From the entries below, copy every line where the string "numerische" appears.

STORED ROWS:
☆ ☆ ☆ ☆ ☆

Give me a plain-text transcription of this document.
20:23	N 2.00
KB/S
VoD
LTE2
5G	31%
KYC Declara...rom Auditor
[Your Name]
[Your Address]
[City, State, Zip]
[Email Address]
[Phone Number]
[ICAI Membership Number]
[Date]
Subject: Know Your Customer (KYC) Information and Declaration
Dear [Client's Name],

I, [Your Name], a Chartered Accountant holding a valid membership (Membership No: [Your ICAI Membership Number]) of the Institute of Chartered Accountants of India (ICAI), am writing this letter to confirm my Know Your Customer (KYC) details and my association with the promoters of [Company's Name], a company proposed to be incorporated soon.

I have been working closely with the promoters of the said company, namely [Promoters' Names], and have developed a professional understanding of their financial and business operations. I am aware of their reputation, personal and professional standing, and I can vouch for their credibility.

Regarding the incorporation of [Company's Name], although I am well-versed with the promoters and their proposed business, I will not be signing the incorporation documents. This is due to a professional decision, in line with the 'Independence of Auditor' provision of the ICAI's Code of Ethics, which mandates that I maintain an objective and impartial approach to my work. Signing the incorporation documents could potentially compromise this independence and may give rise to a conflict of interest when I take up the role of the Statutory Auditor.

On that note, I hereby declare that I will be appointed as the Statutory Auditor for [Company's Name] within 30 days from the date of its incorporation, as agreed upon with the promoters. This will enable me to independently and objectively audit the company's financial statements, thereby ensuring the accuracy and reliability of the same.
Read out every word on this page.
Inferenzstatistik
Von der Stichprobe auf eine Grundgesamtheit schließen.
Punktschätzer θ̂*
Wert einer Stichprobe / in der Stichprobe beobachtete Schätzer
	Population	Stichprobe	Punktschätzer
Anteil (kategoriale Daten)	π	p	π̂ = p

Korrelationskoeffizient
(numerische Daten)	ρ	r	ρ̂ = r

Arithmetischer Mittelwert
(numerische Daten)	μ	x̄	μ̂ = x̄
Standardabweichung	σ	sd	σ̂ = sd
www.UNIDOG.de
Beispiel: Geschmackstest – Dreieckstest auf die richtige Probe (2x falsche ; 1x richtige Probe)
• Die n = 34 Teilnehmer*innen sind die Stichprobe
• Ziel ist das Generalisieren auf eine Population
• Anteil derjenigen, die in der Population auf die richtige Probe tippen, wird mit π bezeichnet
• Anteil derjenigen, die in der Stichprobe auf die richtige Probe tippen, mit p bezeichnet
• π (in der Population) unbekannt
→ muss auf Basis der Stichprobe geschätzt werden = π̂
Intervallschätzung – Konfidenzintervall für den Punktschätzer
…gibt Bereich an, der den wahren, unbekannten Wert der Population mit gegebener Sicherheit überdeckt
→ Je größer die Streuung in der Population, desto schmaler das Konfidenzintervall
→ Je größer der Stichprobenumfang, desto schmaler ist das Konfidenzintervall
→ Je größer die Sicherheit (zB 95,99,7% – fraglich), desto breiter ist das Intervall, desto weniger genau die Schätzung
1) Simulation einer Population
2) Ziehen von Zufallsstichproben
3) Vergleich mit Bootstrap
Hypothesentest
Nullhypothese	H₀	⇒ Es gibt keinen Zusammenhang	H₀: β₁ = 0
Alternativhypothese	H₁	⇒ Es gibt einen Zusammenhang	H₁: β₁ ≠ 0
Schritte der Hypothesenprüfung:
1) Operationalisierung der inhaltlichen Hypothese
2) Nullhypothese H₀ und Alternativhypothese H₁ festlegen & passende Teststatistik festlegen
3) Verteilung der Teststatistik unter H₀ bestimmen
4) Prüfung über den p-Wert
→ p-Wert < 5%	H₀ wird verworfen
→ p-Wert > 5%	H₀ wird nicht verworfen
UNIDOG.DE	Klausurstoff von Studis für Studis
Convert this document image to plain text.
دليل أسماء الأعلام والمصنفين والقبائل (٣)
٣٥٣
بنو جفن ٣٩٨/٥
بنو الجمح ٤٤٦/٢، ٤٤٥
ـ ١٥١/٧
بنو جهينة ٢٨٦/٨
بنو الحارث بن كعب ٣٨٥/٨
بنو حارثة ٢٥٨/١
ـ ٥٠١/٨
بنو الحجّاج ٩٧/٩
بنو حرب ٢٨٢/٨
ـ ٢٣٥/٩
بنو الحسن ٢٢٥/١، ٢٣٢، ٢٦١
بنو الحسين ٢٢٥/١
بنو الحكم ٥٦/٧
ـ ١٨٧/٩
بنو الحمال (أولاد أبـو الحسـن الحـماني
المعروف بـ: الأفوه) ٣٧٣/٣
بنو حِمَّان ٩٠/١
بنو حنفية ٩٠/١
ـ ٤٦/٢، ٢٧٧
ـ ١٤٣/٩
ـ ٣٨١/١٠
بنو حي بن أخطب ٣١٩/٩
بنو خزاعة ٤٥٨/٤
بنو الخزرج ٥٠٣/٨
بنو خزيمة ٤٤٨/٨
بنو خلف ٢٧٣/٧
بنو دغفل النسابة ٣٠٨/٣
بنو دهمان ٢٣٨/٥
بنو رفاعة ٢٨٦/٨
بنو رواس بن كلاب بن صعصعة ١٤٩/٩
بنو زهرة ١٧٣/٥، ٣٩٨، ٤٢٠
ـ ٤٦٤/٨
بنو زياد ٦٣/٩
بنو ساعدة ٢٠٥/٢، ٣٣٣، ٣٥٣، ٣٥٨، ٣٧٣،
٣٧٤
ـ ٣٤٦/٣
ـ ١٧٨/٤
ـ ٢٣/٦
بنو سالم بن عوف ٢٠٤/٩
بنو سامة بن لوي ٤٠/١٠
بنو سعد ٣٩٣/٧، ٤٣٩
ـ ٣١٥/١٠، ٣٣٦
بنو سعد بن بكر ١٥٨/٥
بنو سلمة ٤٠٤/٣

☆ ☆ ☆ ☆ ☆

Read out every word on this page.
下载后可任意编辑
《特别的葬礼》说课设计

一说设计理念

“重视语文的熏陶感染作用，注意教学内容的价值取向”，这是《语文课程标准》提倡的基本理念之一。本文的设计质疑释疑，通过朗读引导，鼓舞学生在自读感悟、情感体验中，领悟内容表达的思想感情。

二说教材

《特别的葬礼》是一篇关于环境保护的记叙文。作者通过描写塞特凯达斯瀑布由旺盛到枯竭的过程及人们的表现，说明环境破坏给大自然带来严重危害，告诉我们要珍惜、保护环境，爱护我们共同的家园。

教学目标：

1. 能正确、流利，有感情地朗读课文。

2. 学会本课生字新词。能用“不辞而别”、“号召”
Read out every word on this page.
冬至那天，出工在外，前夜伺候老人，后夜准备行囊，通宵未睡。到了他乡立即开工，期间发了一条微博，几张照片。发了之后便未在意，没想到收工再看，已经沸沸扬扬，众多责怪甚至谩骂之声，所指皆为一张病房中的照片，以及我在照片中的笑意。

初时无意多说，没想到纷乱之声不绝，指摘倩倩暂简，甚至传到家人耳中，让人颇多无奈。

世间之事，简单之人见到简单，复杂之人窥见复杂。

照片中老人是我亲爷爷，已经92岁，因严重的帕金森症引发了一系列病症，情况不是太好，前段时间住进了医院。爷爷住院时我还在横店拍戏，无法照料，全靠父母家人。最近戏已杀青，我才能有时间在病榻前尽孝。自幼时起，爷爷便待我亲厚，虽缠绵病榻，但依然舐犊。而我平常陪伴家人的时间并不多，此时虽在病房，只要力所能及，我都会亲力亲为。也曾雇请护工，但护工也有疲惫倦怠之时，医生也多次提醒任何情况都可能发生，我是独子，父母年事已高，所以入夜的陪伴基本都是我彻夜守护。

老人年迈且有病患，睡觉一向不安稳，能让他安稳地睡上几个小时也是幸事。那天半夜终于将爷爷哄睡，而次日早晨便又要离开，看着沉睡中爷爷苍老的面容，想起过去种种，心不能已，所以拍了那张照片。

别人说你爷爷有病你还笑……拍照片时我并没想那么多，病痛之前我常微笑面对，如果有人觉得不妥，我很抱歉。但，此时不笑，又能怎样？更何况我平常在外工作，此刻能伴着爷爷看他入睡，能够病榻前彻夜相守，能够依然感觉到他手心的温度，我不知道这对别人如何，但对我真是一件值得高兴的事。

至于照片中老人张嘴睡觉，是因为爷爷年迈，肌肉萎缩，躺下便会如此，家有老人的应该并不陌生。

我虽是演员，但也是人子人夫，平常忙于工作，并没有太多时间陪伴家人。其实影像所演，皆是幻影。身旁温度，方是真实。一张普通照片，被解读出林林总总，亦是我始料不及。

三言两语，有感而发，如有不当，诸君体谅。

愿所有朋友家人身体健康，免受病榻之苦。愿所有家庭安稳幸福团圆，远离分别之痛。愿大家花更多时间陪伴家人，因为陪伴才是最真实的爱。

☆ ☆ ☆ ☆ ☆

EXERCISE RESPONSE:
(numerische Daten)	ρ	r	ρ̂ = r
(numerische Daten)	μ	x̄	μ̂ = x̄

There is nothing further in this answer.